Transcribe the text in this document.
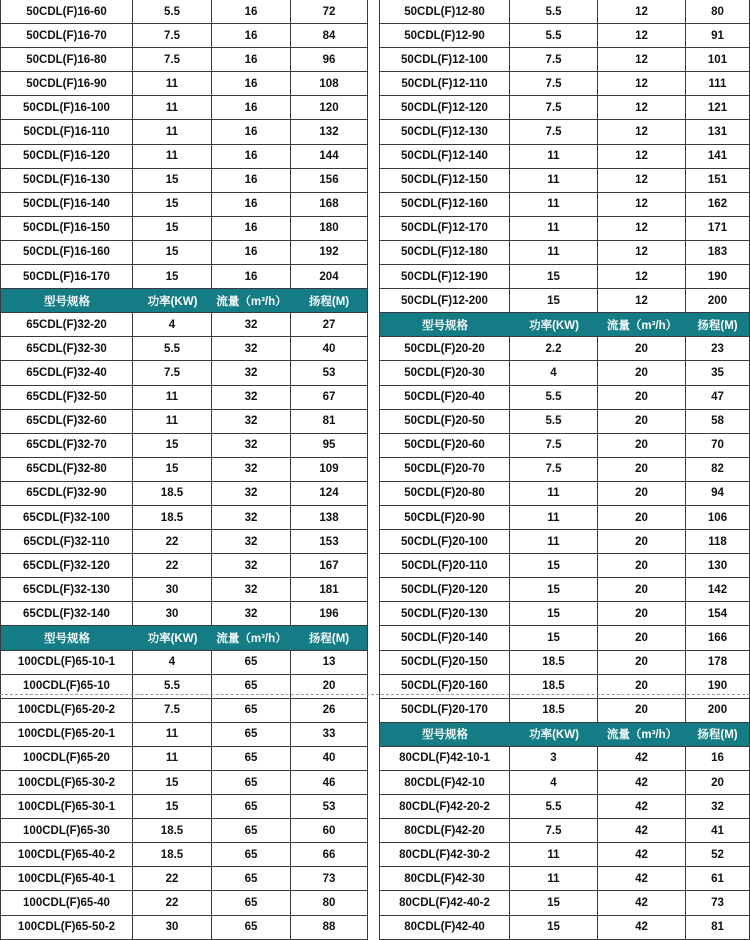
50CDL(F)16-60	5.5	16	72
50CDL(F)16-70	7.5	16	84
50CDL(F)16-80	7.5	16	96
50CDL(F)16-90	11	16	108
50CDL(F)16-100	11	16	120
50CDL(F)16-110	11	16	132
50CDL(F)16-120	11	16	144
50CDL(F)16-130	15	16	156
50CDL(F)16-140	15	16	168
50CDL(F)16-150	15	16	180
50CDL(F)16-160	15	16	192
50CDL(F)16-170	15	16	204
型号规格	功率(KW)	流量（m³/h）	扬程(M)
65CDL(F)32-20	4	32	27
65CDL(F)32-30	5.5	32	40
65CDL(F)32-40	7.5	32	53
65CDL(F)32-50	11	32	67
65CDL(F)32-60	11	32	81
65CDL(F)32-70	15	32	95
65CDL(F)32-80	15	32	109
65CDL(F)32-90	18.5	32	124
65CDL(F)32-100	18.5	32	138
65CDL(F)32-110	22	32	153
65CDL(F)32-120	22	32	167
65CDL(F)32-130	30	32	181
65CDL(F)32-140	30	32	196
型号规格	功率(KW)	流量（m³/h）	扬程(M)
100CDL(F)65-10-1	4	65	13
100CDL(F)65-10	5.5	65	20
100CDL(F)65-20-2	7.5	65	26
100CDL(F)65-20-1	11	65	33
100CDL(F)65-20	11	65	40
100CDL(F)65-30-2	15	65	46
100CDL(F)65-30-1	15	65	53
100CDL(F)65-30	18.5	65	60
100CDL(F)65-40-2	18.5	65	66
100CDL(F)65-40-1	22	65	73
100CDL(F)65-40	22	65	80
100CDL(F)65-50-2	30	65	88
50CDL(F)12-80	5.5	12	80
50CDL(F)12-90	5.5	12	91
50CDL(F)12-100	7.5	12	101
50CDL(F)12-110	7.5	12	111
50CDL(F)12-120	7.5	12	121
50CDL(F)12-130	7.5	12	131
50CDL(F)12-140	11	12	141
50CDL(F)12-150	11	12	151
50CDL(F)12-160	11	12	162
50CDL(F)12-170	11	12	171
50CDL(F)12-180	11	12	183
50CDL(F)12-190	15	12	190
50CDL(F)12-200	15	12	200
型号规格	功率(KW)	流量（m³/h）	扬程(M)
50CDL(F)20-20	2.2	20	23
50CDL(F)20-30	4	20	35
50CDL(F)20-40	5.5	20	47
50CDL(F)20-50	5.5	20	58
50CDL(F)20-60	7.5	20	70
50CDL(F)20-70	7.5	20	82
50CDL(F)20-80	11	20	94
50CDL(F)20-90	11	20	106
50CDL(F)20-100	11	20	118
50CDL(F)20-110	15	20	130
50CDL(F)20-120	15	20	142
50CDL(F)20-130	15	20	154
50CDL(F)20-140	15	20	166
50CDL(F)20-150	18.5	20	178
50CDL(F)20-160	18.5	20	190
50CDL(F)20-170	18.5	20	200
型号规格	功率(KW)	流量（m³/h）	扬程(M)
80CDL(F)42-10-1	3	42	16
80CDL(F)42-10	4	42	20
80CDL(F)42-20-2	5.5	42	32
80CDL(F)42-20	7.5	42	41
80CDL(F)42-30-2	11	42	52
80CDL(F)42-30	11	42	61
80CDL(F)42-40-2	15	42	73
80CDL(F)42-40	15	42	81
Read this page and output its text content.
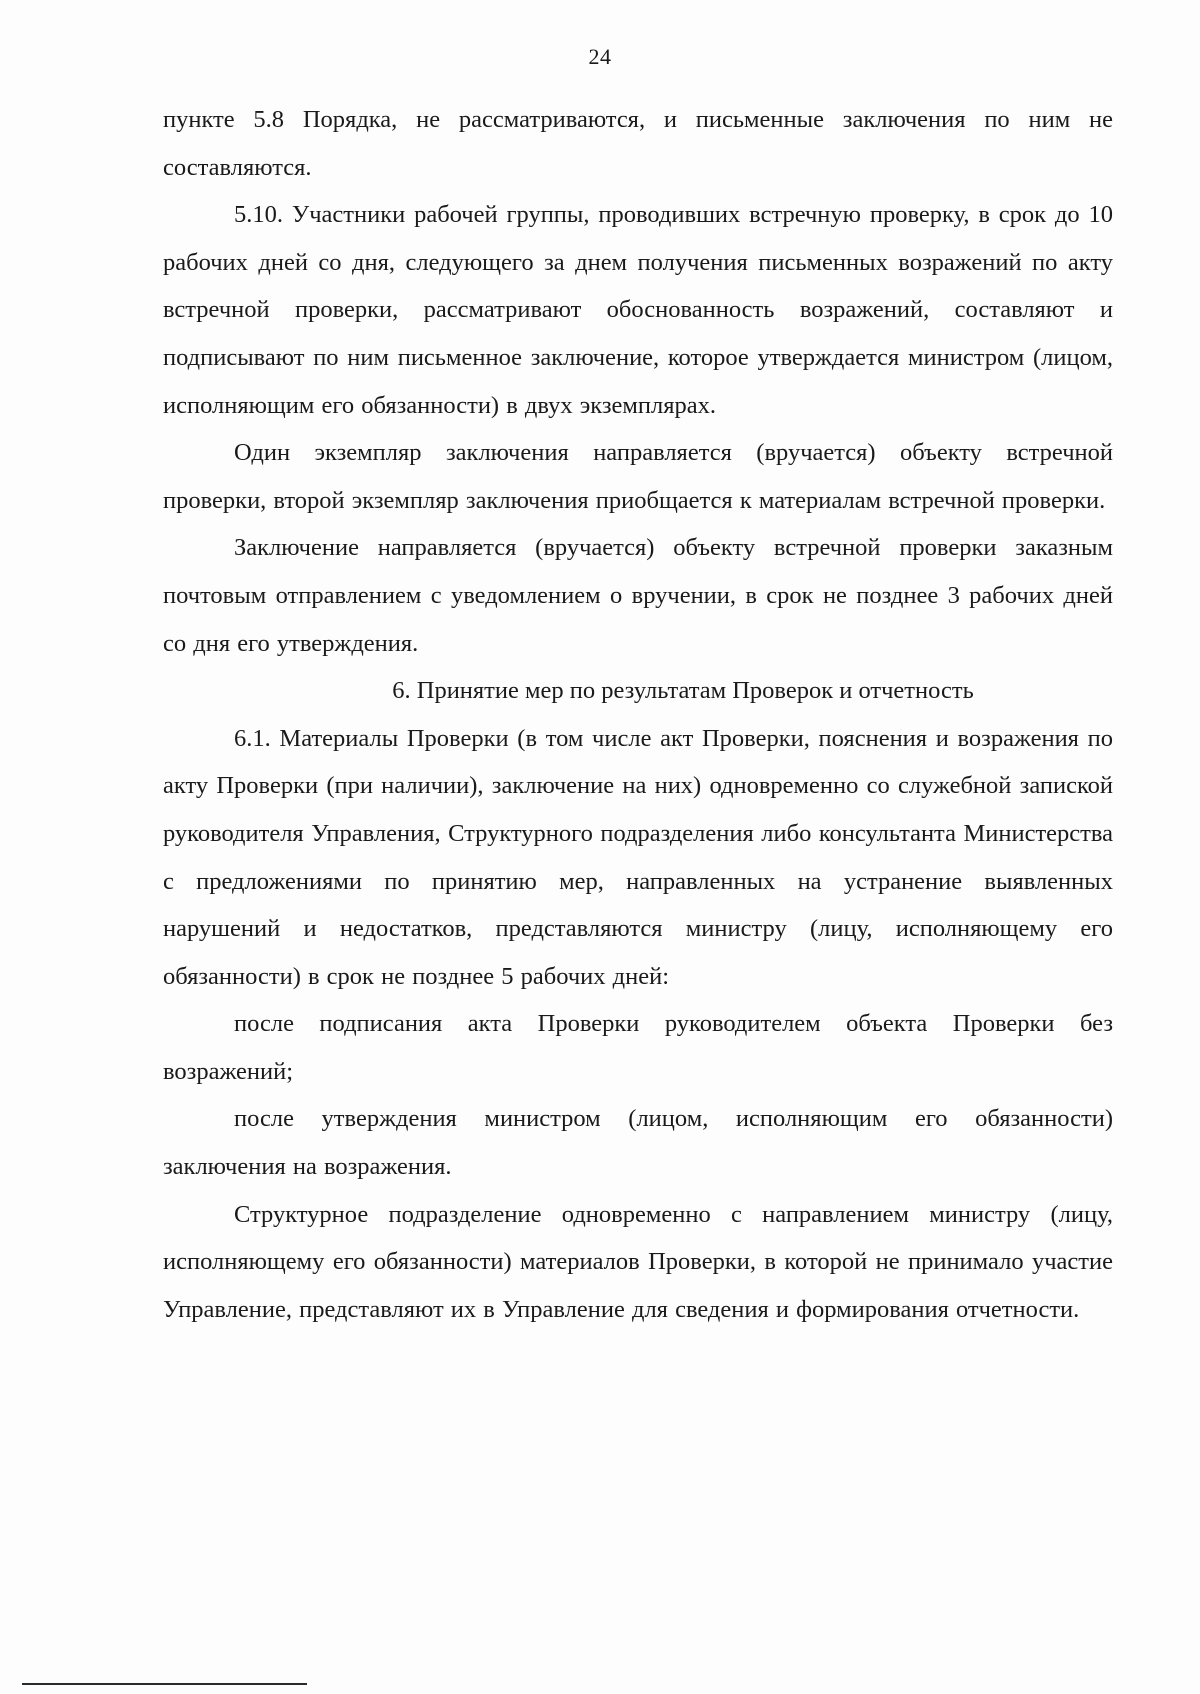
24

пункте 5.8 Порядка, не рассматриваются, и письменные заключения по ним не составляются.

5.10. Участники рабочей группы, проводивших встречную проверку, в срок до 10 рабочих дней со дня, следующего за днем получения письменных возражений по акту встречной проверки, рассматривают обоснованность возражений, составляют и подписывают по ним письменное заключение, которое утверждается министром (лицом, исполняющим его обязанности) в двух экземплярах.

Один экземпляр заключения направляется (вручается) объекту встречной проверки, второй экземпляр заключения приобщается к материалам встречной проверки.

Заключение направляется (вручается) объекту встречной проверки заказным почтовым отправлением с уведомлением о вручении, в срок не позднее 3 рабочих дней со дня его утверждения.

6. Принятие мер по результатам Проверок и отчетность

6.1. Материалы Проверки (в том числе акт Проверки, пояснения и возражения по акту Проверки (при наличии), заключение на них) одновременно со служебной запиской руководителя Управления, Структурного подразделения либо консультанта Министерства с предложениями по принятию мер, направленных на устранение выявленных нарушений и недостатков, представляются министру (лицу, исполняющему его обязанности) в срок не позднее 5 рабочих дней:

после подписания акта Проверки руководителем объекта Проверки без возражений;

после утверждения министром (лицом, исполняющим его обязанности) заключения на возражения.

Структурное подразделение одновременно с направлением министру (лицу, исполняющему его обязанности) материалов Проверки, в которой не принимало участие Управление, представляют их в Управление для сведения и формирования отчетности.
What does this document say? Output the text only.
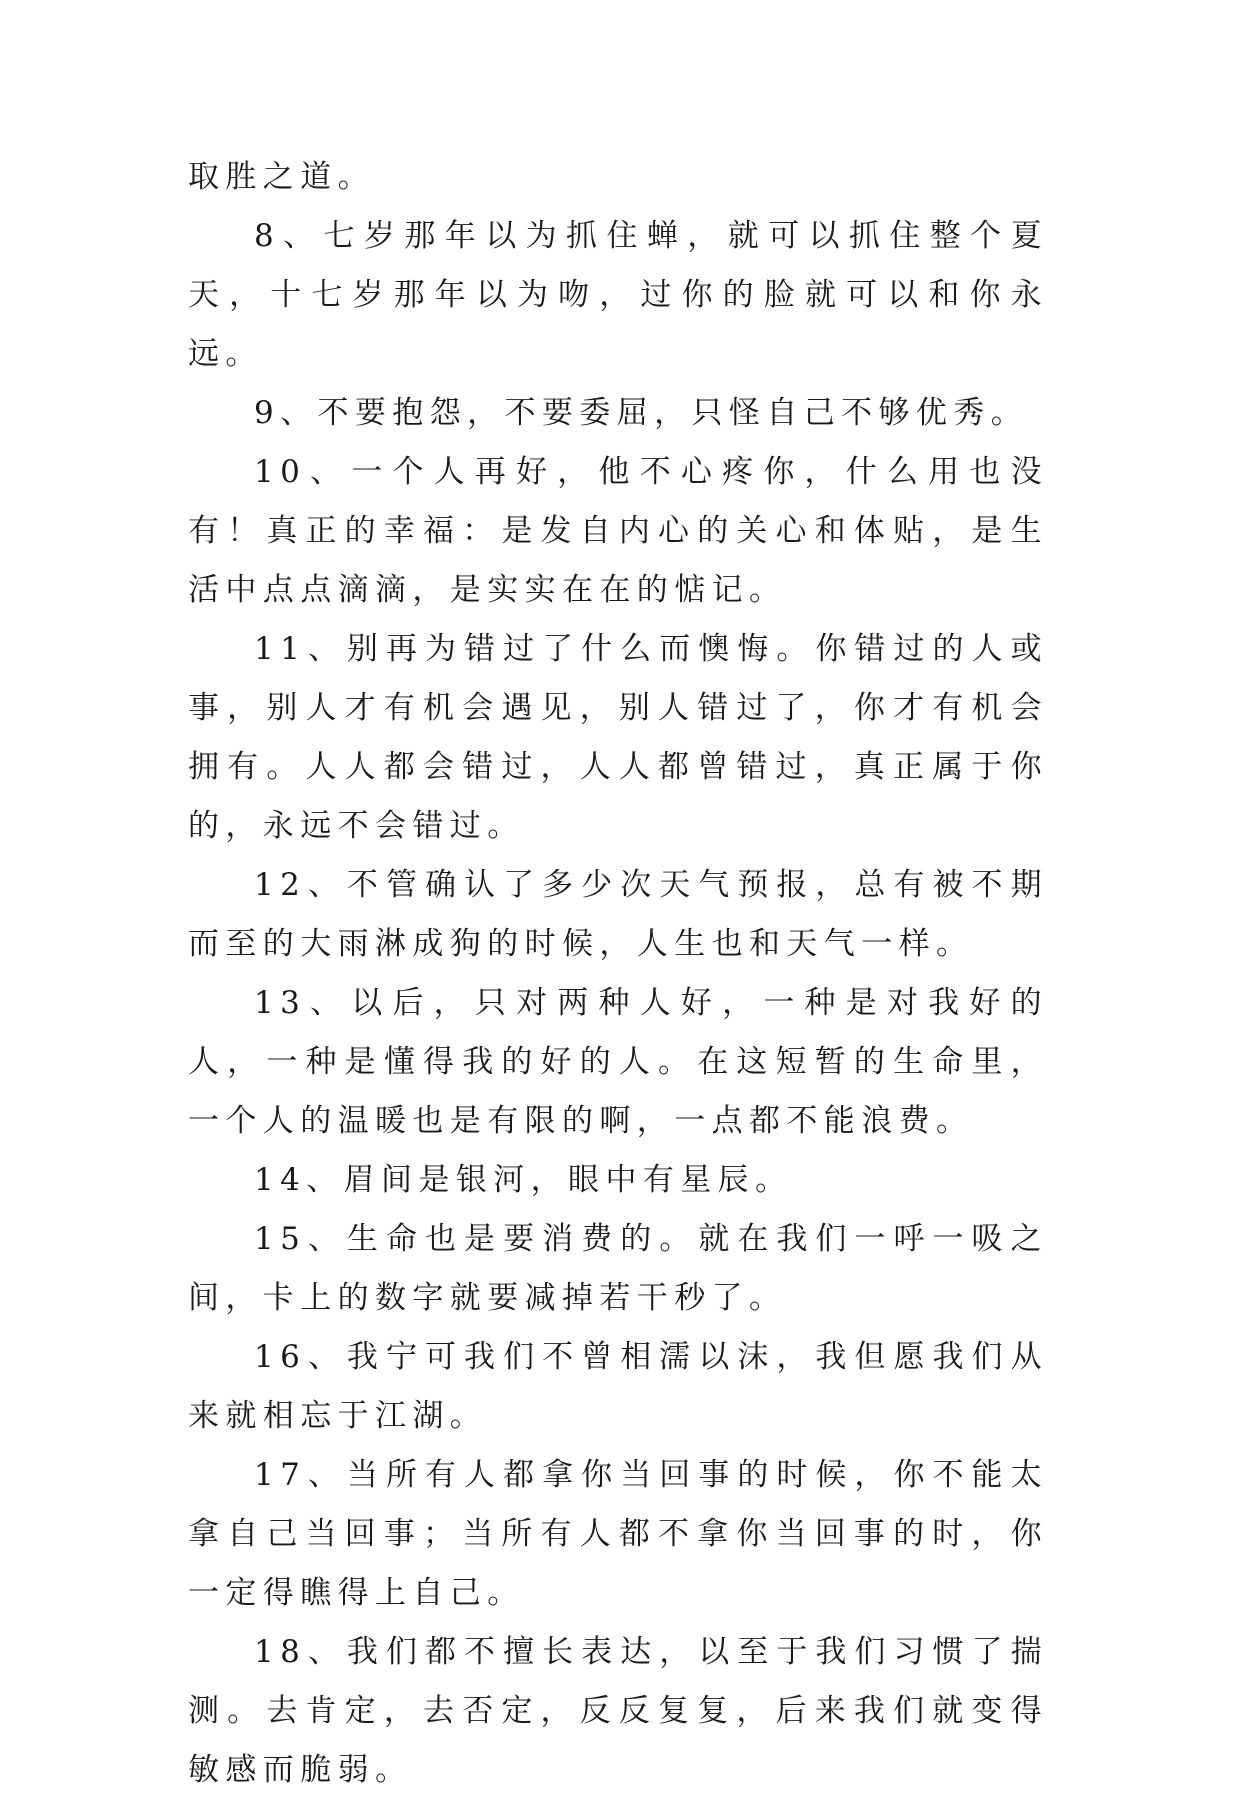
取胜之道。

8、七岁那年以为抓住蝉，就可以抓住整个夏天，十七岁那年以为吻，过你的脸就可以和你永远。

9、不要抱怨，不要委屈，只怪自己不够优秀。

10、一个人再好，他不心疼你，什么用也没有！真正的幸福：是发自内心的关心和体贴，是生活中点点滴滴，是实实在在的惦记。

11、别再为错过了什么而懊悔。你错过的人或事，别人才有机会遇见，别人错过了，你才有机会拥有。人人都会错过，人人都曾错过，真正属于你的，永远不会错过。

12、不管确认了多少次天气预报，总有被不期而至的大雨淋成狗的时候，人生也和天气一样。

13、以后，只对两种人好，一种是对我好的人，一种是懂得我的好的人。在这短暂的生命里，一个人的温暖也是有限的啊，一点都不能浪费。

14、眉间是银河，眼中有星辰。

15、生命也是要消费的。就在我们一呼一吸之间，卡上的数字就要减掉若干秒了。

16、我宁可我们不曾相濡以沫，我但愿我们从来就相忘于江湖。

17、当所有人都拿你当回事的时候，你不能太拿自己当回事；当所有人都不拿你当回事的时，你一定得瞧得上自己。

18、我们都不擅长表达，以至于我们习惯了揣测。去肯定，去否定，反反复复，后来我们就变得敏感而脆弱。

◆ ◆ ◆ ◆ ◆ ◆ ◆

§ DIRECTION
Take the entries shown above and quote them verbatim, passing over the pictures.

§ TASK RESULT
Transcribe the text in this document.
50CDL(F)16-60	5.5	16	72
50CDL(F)16-70	7.5	16	84
50CDL(F)16-80	7.5	16	96
50CDL(F)16-90	11	16	108
50CDL(F)16-100	11	16	120
50CDL(F)16-110	11	16	132
50CDL(F)16-120	11	16	144
50CDL(F)16-130	15	16	156
50CDL(F)16-140	15	16	168
50CDL(F)16-150	15	16	180
50CDL(F)16-160	15	16	192
50CDL(F)16-170	15	16	204
型号规格	功率(KW)	流量（m³/h）	扬程(M)
65CDL(F)32-20	4	32	27
65CDL(F)32-30	5.5	32	40
65CDL(F)32-40	7.5	32	53
65CDL(F)32-50	11	32	67
65CDL(F)32-60	11	32	81
65CDL(F)32-70	15	32	95
65CDL(F)32-80	15	32	109
65CDL(F)32-90	18.5	32	124
65CDL(F)32-100	18.5	32	138
65CDL(F)32-110	22	32	153
65CDL(F)32-120	22	32	167
65CDL(F)32-130	30	32	181
65CDL(F)32-140	30	32	196
型号规格	功率(KW)	流量（m³/h）	扬程(M)
100CDL(F)65-10-1	4	65	13
100CDL(F)65-10	5.5	65	20
100CDL(F)65-20-2	7.5	65	26
100CDL(F)65-20-1	11	65	33
100CDL(F)65-20	11	65	40
100CDL(F)65-30-2	15	65	46
100CDL(F)65-30-1	15	65	53
100CDL(F)65-30	18.5	65	60
100CDL(F)65-40-2	18.5	65	66
100CDL(F)65-40-1	22	65	73
100CDL(F)65-40	22	65	80
100CDL(F)65-50-2	30	65	88
50CDL(F)12-80	5.5	12	80
50CDL(F)12-90	5.5	12	91
50CDL(F)12-100	7.5	12	101
50CDL(F)12-110	7.5	12	111
50CDL(F)12-120	7.5	12	121
50CDL(F)12-130	7.5	12	131
50CDL(F)12-140	11	12	141
50CDL(F)12-150	11	12	151
50CDL(F)12-160	11	12	162
50CDL(F)12-170	11	12	171
50CDL(F)12-180	11	12	183
50CDL(F)12-190	15	12	190
50CDL(F)12-200	15	12	200
型号规格	功率(KW)	流量（m³/h）	扬程(M)
50CDL(F)20-20	2.2	20	23
50CDL(F)20-30	4	20	35
50CDL(F)20-40	5.5	20	47
50CDL(F)20-50	5.5	20	58
50CDL(F)20-60	7.5	20	70
50CDL(F)20-70	7.5	20	82
50CDL(F)20-80	11	20	94
50CDL(F)20-90	11	20	106
50CDL(F)20-100	11	20	118
50CDL(F)20-110	15	20	130
50CDL(F)20-120	15	20	142
50CDL(F)20-130	15	20	154
50CDL(F)20-140	15	20	166
50CDL(F)20-150	18.5	20	178
50CDL(F)20-160	18.5	20	190
50CDL(F)20-170	18.5	20	200
型号规格	功率(KW)	流量（m³/h）	扬程(M)
80CDL(F)42-10-1	3	42	16
80CDL(F)42-10	4	42	20
80CDL(F)42-20-2	5.5	42	32
80CDL(F)42-20	7.5	42	41
80CDL(F)42-30-2	11	42	52
80CDL(F)42-30	11	42	61
80CDL(F)42-40-2	15	42	73
80CDL(F)42-40	15	42	81
Read this page and output its text content.
24

пункте 5.8 Порядка, не рассматриваются, и письменные заключения по ним не составляются.

5.10. Участники рабочей группы, проводивших встречную проверку, в срок до 10 рабочих дней со дня, следующего за днем получения письменных возражений по акту встречной проверки, рассматривают обоснованность возражений, составляют и подписывают по ним письменное заключение, которое утверждается министром (лицом, исполняющим его обязанности) в двух экземплярах.

Один экземпляр заключения направляется (вручается) объекту встречной проверки, второй экземпляр заключения приобщается к материалам встречной проверки.

Заключение направляется (вручается) объекту встречной проверки заказным почтовым отправлением с уведомлением о вручении, в срок не позднее 3 рабочих дней со дня его утверждения.

6. Принятие мер по результатам Проверок и отчетность

6.1. Материалы Проверки (в том числе акт Проверки, пояснения и возражения по акту Проверки (при наличии), заключение на них) одновременно со служебной запиской руководителя Управления, Структурного подразделения либо консультанта Министерства с предложениями по принятию мер, направленных на устранение выявленных нарушений и недостатков, представляются министру (лицу, исполняющему его обязанности) в срок не позднее 5 рабочих дней:

после подписания акта Проверки руководителем объекта Проверки без возражений;

после утверждения министром (лицом, исполняющим его обязанности) заключения на возражения.

Структурное подразделение одновременно с направлением министру (лицу, исполняющему его обязанности) материалов Проверки, в которой не принимало участие Управление, представляют их в Управление для сведения и формирования отчетности.
What does this document say? Output the text only.
取胜之道。

8、七岁那年以为抓住蝉，就可以抓住整个夏天，十七岁那年以为吻，过你的脸就可以和你永远。

9、不要抱怨，不要委屈，只怪自己不够优秀。

10、一个人再好，他不心疼你，什么用也没有！真正的幸福：是发自内心的关心和体贴，是生活中点点滴滴，是实实在在的惦记。

11、别再为错过了什么而懊悔。你错过的人或事，别人才有机会遇见，别人错过了，你才有机会拥有。人人都会错过，人人都曾错过，真正属于你的，永远不会错过。

12、不管确认了多少次天气预报，总有被不期而至的大雨淋成狗的时候，人生也和天气一样。

13、以后，只对两种人好，一种是对我好的人，一种是懂得我的好的人。在这短暂的生命里，一个人的温暖也是有限的啊，一点都不能浪费。

14、眉间是银河，眼中有星辰。

15、生命也是要消费的。就在我们一呼一吸之间，卡上的数字就要减掉若干秒了。

16、我宁可我们不曾相濡以沫，我但愿我们从来就相忘于江湖。

17、当所有人都拿你当回事的时候，你不能太拿自己当回事；当所有人都不拿你当回事的时，你一定得瞧得上自己。

18、我们都不擅长表达，以至于我们习惯了揣测。去肯定，去否定，反反复复，后来我们就变得敏感而脆弱。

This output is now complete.